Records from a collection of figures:
· · ·
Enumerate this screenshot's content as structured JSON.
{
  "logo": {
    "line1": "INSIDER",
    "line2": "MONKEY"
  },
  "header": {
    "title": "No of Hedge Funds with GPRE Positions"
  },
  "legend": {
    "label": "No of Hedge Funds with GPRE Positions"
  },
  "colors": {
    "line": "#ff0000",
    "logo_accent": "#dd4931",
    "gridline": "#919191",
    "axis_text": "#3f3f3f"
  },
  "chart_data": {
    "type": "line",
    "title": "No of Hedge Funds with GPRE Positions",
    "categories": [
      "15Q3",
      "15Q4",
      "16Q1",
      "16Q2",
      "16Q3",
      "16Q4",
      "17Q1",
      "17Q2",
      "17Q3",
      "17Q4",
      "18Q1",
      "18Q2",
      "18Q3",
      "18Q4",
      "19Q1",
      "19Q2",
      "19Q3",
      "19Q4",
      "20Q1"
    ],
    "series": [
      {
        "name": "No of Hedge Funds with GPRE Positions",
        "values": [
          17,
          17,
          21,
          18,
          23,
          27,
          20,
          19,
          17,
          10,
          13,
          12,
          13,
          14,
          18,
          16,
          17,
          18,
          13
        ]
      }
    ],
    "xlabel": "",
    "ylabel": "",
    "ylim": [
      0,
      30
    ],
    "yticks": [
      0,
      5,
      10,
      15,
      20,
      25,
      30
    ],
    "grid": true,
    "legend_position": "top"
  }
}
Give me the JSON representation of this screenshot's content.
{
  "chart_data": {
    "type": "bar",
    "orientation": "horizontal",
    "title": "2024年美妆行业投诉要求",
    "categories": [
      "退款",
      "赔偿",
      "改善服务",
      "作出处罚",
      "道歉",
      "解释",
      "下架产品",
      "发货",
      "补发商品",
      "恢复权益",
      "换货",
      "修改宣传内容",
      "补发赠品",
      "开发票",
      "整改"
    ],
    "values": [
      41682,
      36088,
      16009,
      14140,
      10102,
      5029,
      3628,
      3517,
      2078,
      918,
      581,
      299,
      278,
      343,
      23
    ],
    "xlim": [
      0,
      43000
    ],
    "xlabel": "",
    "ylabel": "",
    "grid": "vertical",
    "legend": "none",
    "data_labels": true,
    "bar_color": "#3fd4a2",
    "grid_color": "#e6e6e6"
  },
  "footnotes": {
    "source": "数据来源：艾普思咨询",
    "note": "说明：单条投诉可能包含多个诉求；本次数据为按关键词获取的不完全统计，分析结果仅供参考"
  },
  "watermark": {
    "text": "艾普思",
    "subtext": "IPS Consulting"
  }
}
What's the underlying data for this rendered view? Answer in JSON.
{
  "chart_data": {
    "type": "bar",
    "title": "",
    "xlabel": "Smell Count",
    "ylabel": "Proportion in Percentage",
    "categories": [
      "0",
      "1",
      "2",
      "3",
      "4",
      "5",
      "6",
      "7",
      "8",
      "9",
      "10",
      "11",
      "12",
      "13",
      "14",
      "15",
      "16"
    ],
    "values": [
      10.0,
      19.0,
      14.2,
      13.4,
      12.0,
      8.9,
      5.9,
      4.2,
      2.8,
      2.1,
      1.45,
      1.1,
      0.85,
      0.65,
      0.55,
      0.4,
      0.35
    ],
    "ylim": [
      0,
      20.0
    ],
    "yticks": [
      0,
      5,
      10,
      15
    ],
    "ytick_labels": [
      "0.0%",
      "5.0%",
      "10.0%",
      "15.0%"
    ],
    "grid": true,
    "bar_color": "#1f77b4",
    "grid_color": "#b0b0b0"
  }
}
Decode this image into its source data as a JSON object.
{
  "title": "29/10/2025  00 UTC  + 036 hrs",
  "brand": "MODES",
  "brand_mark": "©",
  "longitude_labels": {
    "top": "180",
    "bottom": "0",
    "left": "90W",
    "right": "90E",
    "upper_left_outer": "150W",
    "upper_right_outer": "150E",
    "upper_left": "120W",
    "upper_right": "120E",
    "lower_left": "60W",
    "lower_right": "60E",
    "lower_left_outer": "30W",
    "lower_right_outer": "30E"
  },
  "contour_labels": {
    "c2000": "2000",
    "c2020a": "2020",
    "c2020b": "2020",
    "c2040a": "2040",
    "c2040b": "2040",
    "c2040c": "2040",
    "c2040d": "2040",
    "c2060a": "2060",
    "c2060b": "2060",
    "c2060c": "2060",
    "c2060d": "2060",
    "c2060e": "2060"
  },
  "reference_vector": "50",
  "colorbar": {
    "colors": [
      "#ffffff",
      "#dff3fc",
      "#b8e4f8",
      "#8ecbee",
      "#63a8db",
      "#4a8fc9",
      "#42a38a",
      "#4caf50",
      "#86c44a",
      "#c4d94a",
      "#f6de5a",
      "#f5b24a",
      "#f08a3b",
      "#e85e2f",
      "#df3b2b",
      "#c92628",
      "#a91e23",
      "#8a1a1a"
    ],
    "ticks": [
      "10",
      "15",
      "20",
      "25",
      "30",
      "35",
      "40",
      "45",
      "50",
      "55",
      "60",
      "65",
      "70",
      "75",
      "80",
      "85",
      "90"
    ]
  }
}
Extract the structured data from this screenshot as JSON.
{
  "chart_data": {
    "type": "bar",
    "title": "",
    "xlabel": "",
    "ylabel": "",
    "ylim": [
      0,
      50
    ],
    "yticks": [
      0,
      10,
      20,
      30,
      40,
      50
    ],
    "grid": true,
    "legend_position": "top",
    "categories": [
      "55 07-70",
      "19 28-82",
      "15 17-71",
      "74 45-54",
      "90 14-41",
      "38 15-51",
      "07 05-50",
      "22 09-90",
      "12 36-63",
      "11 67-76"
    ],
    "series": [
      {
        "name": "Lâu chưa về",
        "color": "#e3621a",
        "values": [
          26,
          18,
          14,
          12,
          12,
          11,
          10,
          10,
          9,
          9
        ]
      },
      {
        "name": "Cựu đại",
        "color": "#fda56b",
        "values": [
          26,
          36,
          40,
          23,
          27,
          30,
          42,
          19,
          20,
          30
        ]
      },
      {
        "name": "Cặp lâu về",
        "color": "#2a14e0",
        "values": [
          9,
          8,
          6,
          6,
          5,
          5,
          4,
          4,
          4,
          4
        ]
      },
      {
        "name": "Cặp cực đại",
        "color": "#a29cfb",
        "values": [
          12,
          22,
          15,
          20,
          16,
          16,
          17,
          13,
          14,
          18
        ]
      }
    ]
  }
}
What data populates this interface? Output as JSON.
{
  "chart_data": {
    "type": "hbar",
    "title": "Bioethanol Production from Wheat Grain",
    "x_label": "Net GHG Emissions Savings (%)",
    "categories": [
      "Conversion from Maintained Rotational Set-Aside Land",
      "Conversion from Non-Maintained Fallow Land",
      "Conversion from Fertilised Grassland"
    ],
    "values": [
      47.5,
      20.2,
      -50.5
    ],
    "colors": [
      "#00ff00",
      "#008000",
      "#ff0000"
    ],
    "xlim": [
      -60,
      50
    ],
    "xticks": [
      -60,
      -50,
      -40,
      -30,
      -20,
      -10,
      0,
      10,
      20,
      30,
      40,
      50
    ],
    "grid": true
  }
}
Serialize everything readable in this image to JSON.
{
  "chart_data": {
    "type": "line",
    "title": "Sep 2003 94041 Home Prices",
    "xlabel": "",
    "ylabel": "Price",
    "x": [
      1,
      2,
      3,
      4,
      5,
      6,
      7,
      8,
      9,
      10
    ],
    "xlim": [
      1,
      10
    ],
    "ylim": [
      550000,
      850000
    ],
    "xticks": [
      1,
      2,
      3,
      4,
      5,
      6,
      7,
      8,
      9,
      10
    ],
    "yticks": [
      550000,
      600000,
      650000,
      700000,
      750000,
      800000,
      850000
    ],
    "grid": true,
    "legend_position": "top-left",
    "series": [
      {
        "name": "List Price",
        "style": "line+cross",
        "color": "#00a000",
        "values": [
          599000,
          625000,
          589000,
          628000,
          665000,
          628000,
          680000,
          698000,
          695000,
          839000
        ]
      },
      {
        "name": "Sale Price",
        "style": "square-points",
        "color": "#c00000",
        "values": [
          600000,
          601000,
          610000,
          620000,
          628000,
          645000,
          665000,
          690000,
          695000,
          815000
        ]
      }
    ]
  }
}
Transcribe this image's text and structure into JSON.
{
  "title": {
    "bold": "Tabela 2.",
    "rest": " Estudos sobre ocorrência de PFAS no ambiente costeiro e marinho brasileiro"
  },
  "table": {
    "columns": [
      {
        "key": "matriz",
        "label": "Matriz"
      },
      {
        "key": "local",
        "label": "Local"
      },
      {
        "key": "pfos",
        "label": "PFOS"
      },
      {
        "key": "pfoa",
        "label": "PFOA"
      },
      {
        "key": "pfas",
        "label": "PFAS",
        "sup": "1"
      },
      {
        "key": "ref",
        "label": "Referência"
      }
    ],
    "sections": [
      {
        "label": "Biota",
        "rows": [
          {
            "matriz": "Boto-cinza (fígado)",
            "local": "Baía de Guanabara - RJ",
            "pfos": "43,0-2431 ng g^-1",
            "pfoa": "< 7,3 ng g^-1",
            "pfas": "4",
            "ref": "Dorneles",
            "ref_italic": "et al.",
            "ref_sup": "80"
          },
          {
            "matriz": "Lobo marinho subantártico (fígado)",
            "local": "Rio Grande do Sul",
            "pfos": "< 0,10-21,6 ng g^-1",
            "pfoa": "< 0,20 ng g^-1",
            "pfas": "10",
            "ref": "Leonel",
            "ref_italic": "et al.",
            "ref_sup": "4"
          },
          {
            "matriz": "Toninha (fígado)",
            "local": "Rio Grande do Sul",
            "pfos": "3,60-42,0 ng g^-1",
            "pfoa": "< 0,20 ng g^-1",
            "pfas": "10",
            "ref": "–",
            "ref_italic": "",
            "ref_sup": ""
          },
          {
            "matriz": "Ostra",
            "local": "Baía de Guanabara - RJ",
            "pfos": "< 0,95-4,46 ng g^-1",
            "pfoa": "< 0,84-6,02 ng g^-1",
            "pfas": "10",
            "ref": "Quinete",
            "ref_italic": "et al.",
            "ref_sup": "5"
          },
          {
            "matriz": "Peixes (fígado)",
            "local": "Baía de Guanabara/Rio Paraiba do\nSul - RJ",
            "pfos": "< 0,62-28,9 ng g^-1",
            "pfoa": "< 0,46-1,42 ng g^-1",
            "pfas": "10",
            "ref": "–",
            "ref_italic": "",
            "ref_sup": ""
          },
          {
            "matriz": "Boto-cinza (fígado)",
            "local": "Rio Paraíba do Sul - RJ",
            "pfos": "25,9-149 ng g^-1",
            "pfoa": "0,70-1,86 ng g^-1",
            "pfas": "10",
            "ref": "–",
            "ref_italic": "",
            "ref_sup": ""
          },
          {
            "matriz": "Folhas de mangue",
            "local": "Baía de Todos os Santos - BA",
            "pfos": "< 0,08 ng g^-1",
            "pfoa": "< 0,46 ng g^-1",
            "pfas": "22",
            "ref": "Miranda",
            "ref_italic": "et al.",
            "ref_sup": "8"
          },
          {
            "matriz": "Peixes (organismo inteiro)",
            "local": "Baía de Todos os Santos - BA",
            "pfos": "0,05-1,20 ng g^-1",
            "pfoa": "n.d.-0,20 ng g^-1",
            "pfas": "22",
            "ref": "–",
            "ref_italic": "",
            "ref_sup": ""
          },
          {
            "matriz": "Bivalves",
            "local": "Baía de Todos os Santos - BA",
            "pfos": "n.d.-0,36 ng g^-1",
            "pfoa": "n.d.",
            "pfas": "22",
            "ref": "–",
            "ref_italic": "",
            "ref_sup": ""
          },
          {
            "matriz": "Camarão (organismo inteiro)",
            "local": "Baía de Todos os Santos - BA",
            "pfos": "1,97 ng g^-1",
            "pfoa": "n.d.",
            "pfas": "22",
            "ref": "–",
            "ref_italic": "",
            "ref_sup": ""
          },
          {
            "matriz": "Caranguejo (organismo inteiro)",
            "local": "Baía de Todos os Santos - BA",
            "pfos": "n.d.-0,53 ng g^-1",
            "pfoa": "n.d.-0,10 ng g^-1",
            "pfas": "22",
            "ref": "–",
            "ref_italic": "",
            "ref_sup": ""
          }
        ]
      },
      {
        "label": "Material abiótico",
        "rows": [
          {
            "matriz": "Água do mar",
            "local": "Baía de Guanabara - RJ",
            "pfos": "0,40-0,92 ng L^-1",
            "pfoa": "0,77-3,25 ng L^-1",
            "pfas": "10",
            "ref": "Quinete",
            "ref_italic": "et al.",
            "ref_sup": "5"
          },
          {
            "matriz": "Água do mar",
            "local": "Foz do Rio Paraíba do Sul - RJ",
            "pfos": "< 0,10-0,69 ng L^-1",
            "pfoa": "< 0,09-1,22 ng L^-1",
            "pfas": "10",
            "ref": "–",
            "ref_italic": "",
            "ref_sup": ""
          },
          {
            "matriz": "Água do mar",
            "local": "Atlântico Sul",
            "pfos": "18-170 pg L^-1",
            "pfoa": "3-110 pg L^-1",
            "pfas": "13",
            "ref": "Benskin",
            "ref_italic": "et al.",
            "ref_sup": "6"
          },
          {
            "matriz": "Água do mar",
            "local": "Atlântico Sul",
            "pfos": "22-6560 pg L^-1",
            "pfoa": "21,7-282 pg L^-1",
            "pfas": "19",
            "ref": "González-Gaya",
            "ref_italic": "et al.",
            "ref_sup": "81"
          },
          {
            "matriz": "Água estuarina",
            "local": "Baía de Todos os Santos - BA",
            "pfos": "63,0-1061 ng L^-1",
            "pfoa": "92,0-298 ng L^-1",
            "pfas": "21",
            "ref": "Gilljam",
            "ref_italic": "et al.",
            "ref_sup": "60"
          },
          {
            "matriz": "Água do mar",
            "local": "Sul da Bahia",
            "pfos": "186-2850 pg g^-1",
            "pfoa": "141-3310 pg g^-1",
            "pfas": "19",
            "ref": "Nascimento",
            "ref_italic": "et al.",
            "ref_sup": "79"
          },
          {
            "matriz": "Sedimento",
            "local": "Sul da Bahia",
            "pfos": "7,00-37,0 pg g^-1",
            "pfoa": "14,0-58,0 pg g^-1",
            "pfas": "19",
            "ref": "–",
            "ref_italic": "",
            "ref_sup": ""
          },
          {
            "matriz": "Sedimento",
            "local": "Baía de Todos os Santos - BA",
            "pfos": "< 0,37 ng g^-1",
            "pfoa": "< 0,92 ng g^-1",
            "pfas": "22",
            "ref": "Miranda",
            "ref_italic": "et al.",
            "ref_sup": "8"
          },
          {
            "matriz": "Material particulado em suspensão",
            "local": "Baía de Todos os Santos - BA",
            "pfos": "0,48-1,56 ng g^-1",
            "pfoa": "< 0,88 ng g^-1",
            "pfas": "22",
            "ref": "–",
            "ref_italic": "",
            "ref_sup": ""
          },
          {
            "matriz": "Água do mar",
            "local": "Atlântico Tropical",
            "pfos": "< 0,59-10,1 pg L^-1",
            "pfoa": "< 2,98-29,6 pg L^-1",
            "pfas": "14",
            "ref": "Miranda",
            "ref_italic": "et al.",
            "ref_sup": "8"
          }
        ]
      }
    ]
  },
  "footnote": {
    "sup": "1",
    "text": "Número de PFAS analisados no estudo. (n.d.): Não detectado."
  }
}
· · ·
OBJECTIVE: Count the lines in the entries above that include the string "Peixes", then give only that figure.

CORRECT OUTPUT: 2